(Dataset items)

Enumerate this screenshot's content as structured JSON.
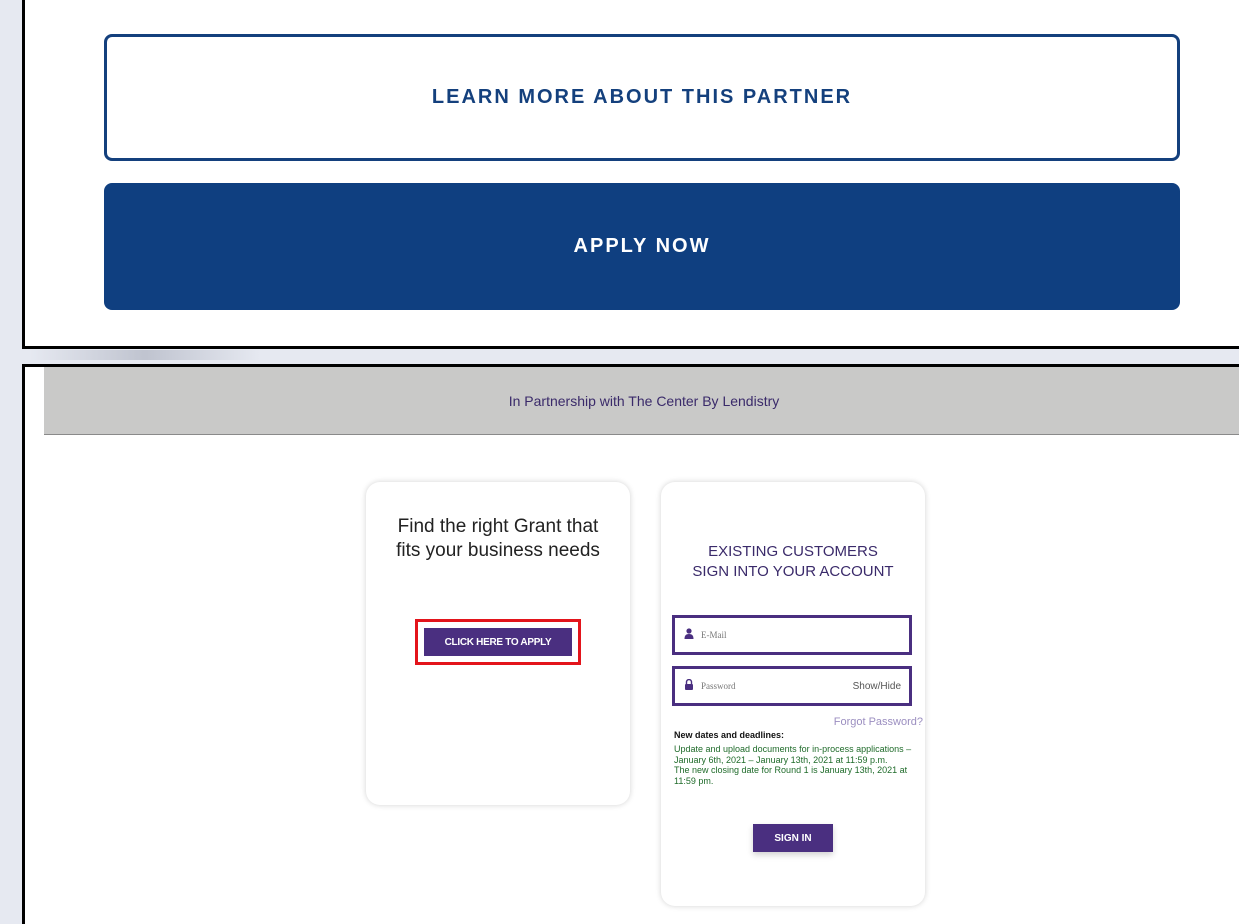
{
  "partner_panel": {
    "learn_more_label": "LEARN MORE ABOUT THIS PARTNER",
    "apply_now_label": "APPLY NOW"
  },
  "grant_page": {
    "header_text": "In Partnership with The Center By Lendistry",
    "left_card": {
      "heading_line1": "Find the right Grant that",
      "heading_line2": "fits your business needs",
      "apply_button_label": "CLICK HERE TO APPLY"
    },
    "signin_card": {
      "heading_line1": "EXISTING CUSTOMERS",
      "heading_line2": "SIGN INTO YOUR ACCOUNT",
      "email_placeholder": "E-Mail",
      "password_placeholder": "Password",
      "show_hide_label": "Show/Hide",
      "forgot_password_label": "Forgot Password?",
      "deadlines_title": "New dates and deadlines:",
      "deadline_line1": "Update and upload documents for in-process applications – January 6th, 2021 – January 13th, 2021 at 11:59 p.m.",
      "deadline_line2": "The new closing date for Round 1 is January 13th, 2021 at 11:59 pm.",
      "signin_button_label": "SIGN IN"
    }
  },
  "colors": {
    "brand_blue": "#0f3f80",
    "brand_purple": "#4a2f80",
    "highlight_red": "#e3141b",
    "deadline_green": "#1f6b2a"
  }
}
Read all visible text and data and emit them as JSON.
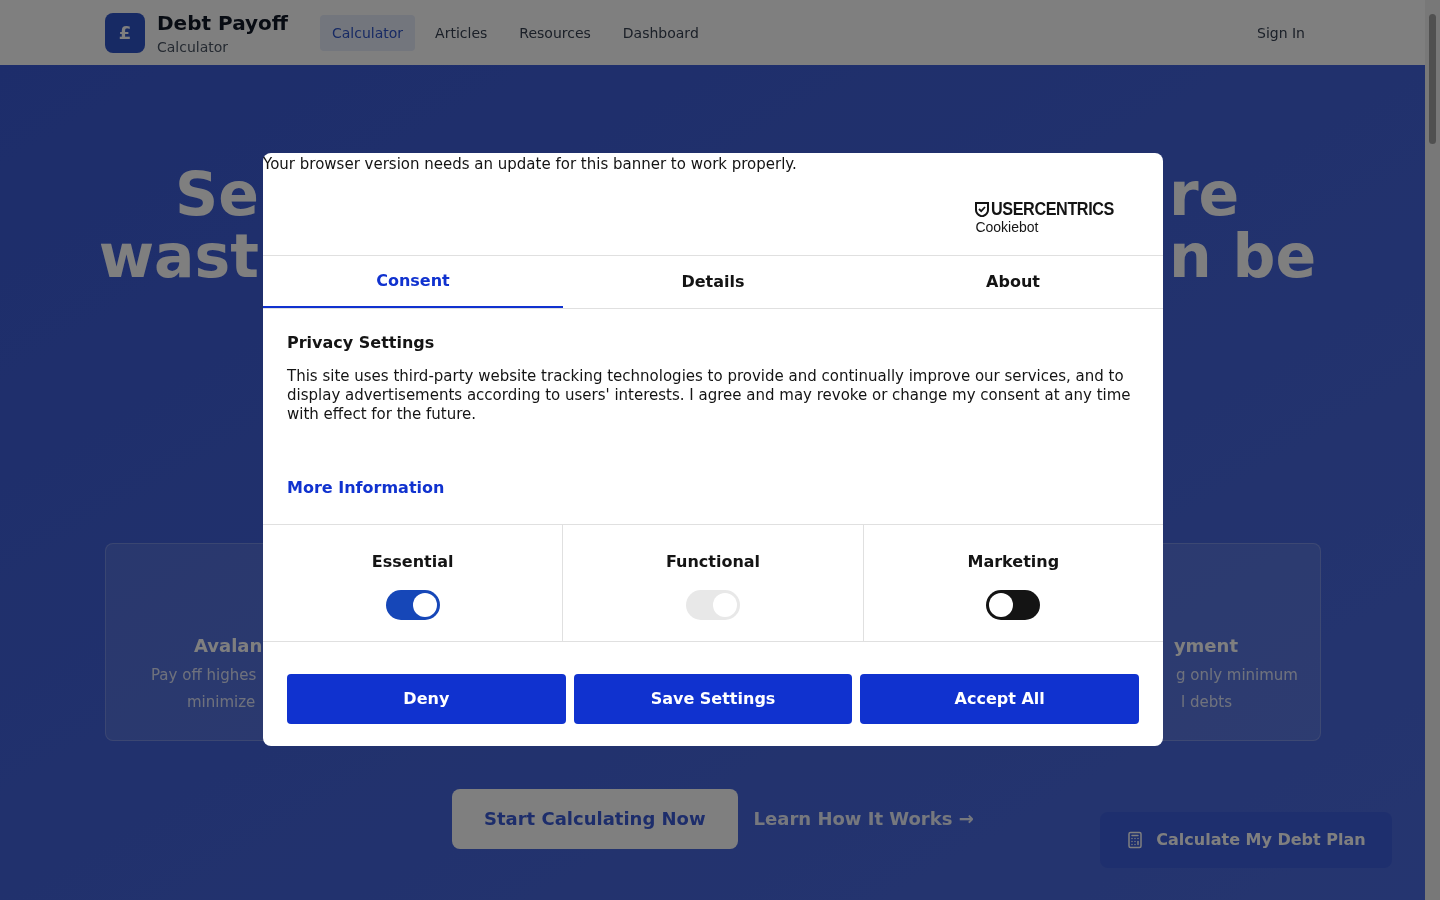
{
  "navbar": {
    "logo": "£",
    "brand": "Debt Payoff",
    "subtitle": "Calculator",
    "links": [
      {
        "label": "Calculator",
        "selected": true
      },
      {
        "label": "Articles",
        "selected": false
      },
      {
        "label": "Resources",
        "selected": false
      },
      {
        "label": "Dashboard",
        "selected": false
      }
    ],
    "sign_in": "Sign In"
  },
  "hero": {
    "heading_lines": [
      {
        "left": "Se",
        "right": "re"
      },
      {
        "left": "wast",
        "right": "n be"
      }
    ],
    "left_card": {
      "title": "Avalan",
      "lines": [
        "Pay off highes",
        "minimize"
      ]
    },
    "right_card": {
      "title": "yment",
      "lines": [
        "g only minimum",
        "l debts"
      ]
    },
    "primary_button": "Start Calculating Now",
    "secondary_link": "Learn How It Works →"
  },
  "floating_button": "Calculate My Debt Plan",
  "consent_dialog": {
    "notice": "Your browser version needs an update for this banner to work properly.",
    "logo_brand": "USERCENTRICS",
    "logo_product": "Cookiebot",
    "tabs": [
      {
        "label": "Consent",
        "selected": true
      },
      {
        "label": "Details",
        "selected": false
      },
      {
        "label": "About",
        "selected": false
      }
    ],
    "title": "Privacy Settings",
    "body": "This site uses third-party website tracking technologies to provide and continually improve our services, and to display advertisements according to users' interests. I agree and may revoke or change my consent at any time with effect for the future.",
    "more_info": "More Information",
    "categories": [
      {
        "label": "Essential",
        "checked": true,
        "disabled": false
      },
      {
        "label": "Functional",
        "checked": true,
        "disabled": true
      },
      {
        "label": "Marketing",
        "checked": false,
        "disabled": false
      }
    ],
    "buttons": [
      "Deny",
      "Save Settings",
      "Accept All"
    ]
  }
}
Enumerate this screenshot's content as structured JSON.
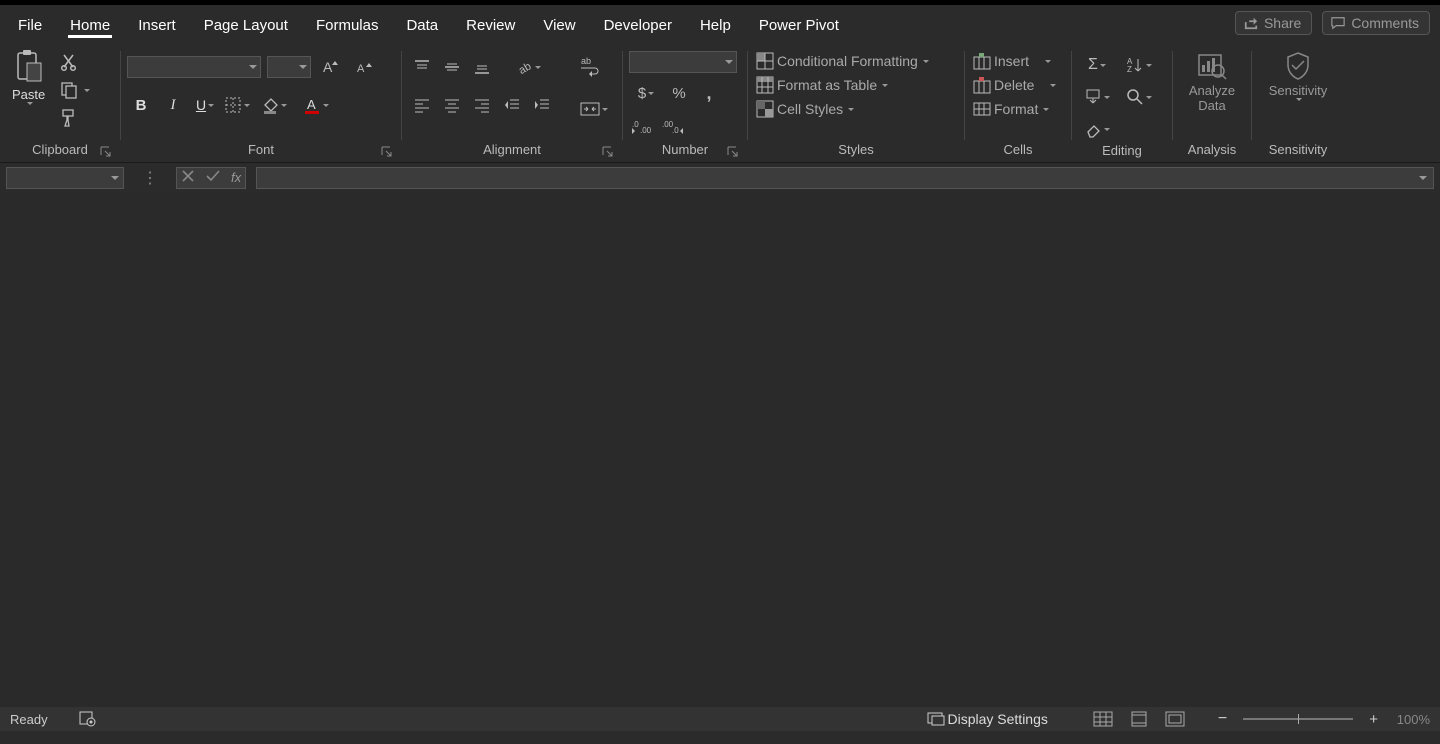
{
  "tabs": [
    "File",
    "Home",
    "Insert",
    "Page Layout",
    "Formulas",
    "Data",
    "Review",
    "View",
    "Developer",
    "Help",
    "Power Pivot"
  ],
  "active_tab": 1,
  "header": {
    "share": "Share",
    "comments": "Comments"
  },
  "ribbon": {
    "clipboard": {
      "label": "Clipboard",
      "paste": "Paste"
    },
    "font": {
      "label": "Font",
      "font_name": "",
      "font_size": ""
    },
    "alignment": {
      "label": "Alignment"
    },
    "number": {
      "label": "Number",
      "format": ""
    },
    "styles": {
      "label": "Styles",
      "cond": "Conditional Formatting",
      "table": "Format as Table",
      "cell": "Cell Styles"
    },
    "cells": {
      "label": "Cells",
      "insert": "Insert",
      "delete": "Delete",
      "format": "Format"
    },
    "editing": {
      "label": "Editing"
    },
    "analysis": {
      "label": "Analysis",
      "analyze1": "Analyze",
      "analyze2": "Data"
    },
    "sensitivity": {
      "label": "Sensitivity",
      "btn": "Sensitivity"
    }
  },
  "namebox": "",
  "formula": "",
  "status": {
    "ready": "Ready",
    "display": "Display Settings",
    "zoom": "100%"
  }
}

Aim >> Return each line where "Settings" shows up.

Full solution >>
    "title": "Privacy Settings",
      "Save Settings",
    "display": "Display Settings",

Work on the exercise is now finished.